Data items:
Begin
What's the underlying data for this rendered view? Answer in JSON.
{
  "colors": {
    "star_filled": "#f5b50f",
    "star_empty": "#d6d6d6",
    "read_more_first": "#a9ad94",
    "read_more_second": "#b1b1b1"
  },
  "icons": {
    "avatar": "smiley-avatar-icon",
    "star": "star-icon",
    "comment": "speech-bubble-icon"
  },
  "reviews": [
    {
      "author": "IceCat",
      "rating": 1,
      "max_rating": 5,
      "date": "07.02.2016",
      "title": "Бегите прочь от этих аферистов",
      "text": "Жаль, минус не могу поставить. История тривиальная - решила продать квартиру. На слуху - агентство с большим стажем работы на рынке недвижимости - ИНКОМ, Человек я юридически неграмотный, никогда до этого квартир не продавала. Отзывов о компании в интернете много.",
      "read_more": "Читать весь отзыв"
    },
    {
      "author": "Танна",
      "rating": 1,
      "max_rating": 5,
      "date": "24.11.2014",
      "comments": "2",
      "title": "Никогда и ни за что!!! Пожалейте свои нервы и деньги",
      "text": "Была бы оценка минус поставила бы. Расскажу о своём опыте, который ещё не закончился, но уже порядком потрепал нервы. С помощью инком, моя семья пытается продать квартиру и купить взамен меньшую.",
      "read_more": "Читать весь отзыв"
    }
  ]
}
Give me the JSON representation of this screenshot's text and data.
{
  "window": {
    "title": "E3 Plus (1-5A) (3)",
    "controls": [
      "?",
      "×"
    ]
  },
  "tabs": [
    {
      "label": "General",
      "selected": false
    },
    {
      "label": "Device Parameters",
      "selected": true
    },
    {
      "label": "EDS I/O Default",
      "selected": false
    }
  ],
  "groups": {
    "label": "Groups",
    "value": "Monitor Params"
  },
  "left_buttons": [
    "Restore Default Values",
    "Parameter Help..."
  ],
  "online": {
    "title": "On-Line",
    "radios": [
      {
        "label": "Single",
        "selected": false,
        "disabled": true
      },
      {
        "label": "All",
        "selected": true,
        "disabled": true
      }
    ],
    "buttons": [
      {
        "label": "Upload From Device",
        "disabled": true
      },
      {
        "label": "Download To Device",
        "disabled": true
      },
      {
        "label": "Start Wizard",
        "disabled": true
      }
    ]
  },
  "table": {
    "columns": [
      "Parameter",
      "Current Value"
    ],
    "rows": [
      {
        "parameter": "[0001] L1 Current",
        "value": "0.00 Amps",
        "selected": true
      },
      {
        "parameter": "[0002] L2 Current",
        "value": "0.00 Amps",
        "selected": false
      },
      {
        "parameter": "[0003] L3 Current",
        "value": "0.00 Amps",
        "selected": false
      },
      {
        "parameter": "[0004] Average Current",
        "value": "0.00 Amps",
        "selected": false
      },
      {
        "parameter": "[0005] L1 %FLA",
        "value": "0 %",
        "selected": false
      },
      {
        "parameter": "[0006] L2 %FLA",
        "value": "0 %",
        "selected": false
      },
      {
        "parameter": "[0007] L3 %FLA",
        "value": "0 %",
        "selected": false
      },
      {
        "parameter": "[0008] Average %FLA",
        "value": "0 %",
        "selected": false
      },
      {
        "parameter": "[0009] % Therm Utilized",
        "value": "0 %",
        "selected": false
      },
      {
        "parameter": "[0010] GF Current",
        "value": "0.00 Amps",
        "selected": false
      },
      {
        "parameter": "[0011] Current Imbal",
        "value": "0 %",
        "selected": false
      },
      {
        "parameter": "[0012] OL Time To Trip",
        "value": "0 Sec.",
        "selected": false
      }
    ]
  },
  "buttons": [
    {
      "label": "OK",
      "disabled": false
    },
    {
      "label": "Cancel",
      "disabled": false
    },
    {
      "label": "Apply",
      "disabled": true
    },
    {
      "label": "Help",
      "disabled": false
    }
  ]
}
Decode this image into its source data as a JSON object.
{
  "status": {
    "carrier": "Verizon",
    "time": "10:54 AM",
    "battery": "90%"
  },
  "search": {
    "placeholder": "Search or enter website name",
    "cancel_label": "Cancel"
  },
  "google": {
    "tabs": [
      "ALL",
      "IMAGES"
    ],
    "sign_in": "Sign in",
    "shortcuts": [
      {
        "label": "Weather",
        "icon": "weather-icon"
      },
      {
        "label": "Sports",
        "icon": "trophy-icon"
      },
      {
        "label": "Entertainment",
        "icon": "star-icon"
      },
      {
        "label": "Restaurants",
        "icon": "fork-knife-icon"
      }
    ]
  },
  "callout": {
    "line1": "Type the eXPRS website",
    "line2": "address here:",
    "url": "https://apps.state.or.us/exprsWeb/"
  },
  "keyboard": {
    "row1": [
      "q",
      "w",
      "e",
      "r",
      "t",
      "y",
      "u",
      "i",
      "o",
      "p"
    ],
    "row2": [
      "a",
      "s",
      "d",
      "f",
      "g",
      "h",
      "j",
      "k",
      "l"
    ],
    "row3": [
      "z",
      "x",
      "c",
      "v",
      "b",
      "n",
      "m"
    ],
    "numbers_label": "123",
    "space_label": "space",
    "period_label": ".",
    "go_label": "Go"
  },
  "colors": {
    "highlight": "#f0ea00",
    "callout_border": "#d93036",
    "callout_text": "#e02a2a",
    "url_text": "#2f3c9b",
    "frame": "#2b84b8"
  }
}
End
§ **EXERCISE DETAILS**: Return each entry from the material above exactly as it appears.

§ **THE SOLUTION**:
What's the underlying data for this rendered view? Answer in JSON.
{
  "colors": {
    "star_filled": "#f5b50f",
    "star_empty": "#d6d6d6",
    "read_more_first": "#a9ad94",
    "read_more_second": "#b1b1b1"
  },
  "icons": {
    "avatar": "smiley-avatar-icon",
    "star": "star-icon",
    "comment": "speech-bubble-icon"
  },
  "reviews": [
    {
      "author": "IceCat",
      "rating": 1,
      "max_rating": 5,
      "date": "07.02.2016",
      "title": "Бегите прочь от этих аферистов",
      "text": "Жаль, минус не могу поставить. История тривиальная - решила продать квартиру. На слуху - агентство с большим стажем работы на рынке недвижимости - ИНКОМ, Человек я юридически неграмотный, никогда до этого квартир не продавала. Отзывов о компании в интернете много.",
      "read_more": "Читать весь отзыв"
    },
    {
      "author": "Танна",
      "rating": 1,
      "max_rating": 5,
      "date": "24.11.2014",
      "comments": "2",
      "title": "Никогда и ни за что!!! Пожалейте свои нервы и деньги",
      "text": "Была бы оценка минус поставила бы. Расскажу о своём опыте, который ещё не закончился, но уже порядком потрепал нервы. С помощью инком, моя семья пытается продать квартиру и купить взамен меньшую.",
      "read_more": "Читать весь отзыв"
    }
  ]
}
Give me the JSON representation of this screenshot's text and data.
{
  "window": {
    "title": "E3 Plus (1-5A) (3)",
    "controls": [
      "?",
      "×"
    ]
  },
  "tabs": [
    {
      "label": "General",
      "selected": false
    },
    {
      "label": "Device Parameters",
      "selected": true
    },
    {
      "label": "EDS I/O Default",
      "selected": false
    }
  ],
  "groups": {
    "label": "Groups",
    "value": "Monitor Params"
  },
  "left_buttons": [
    "Restore Default Values",
    "Parameter Help..."
  ],
  "online": {
    "title": "On-Line",
    "radios": [
      {
        "label": "Single",
        "selected": false,
        "disabled": true
      },
      {
        "label": "All",
        "selected": true,
        "disabled": true
      }
    ],
    "buttons": [
      {
        "label": "Upload From Device",
        "disabled": true
      },
      {
        "label": "Download To Device",
        "disabled": true
      },
      {
        "label": "Start Wizard",
        "disabled": true
      }
    ]
  },
  "table": {
    "columns": [
      "Parameter",
      "Current Value"
    ],
    "rows": [
      {
        "parameter": "[0001] L1 Current",
        "value": "0.00 Amps",
        "selected": true
      },
      {
        "parameter": "[0002] L2 Current",
        "value": "0.00 Amps",
        "selected": false
      },
      {
        "parameter": "[0003] L3 Current",
        "value": "0.00 Amps",
        "selected": false
      },
      {
        "parameter": "[0004] Average Current",
        "value": "0.00 Amps",
        "selected": false
      },
      {
        "parameter": "[0005] L1 %FLA",
        "value": "0 %",
        "selected": false
      },
      {
        "parameter": "[0006] L2 %FLA",
        "value": "0 %",
        "selected": false
      },
      {
        "parameter": "[0007] L3 %FLA",
        "value": "0 %",
        "selected": false
      },
      {
        "parameter": "[0008] Average %FLA",
        "value": "0 %",
        "selected": false
      },
      {
        "parameter": "[0009] % Therm Utilized",
        "value": "0 %",
        "selected": false
      },
      {
        "parameter": "[0010] GF Current",
        "value": "0.00 Amps",
        "selected": false
      },
      {
        "parameter": "[0011] Current Imbal",
        "value": "0 %",
        "selected": false
      },
      {
        "parameter": "[0012] OL Time To Trip",
        "value": "0 Sec.",
        "selected": false
      }
    ]
  },
  "buttons": [
    {
      "label": "OK",
      "disabled": false
    },
    {
      "label": "Cancel",
      "disabled": false
    },
    {
      "label": "Apply",
      "disabled": true
    },
    {
      "label": "Help",
      "disabled": false
    }
  ]
}
Decode this image into its source data as a JSON object.
{
  "status": {
    "carrier": "Verizon",
    "time": "10:54 AM",
    "battery": "90%"
  },
  "search": {
    "placeholder": "Search or enter website name",
    "cancel_label": "Cancel"
  },
  "google": {
    "tabs": [
      "ALL",
      "IMAGES"
    ],
    "sign_in": "Sign in",
    "shortcuts": [
      {
        "label": "Weather",
        "icon": "weather-icon"
      },
      {
        "label": "Sports",
        "icon": "trophy-icon"
      },
      {
        "label": "Entertainment",
        "icon": "star-icon"
      },
      {
        "label": "Restaurants",
        "icon": "fork-knife-icon"
      }
    ]
  },
  "callout": {
    "line1": "Type the eXPRS website",
    "line2": "address here:",
    "url": "https://apps.state.or.us/exprsWeb/"
  },
  "keyboard": {
    "row1": [
      "q",
      "w",
      "e",
      "r",
      "t",
      "y",
      "u",
      "i",
      "o",
      "p"
    ],
    "row2": [
      "a",
      "s",
      "d",
      "f",
      "g",
      "h",
      "j",
      "k",
      "l"
    ],
    "row3": [
      "z",
      "x",
      "c",
      "v",
      "b",
      "n",
      "m"
    ],
    "numbers_label": "123",
    "space_label": "space",
    "period_label": ".",
    "go_label": "Go"
  },
  "colors": {
    "highlight": "#f0ea00",
    "callout_border": "#d93036",
    "callout_text": "#e02a2a",
    "url_text": "#2f3c9b",
    "frame": "#2b84b8"
  }
}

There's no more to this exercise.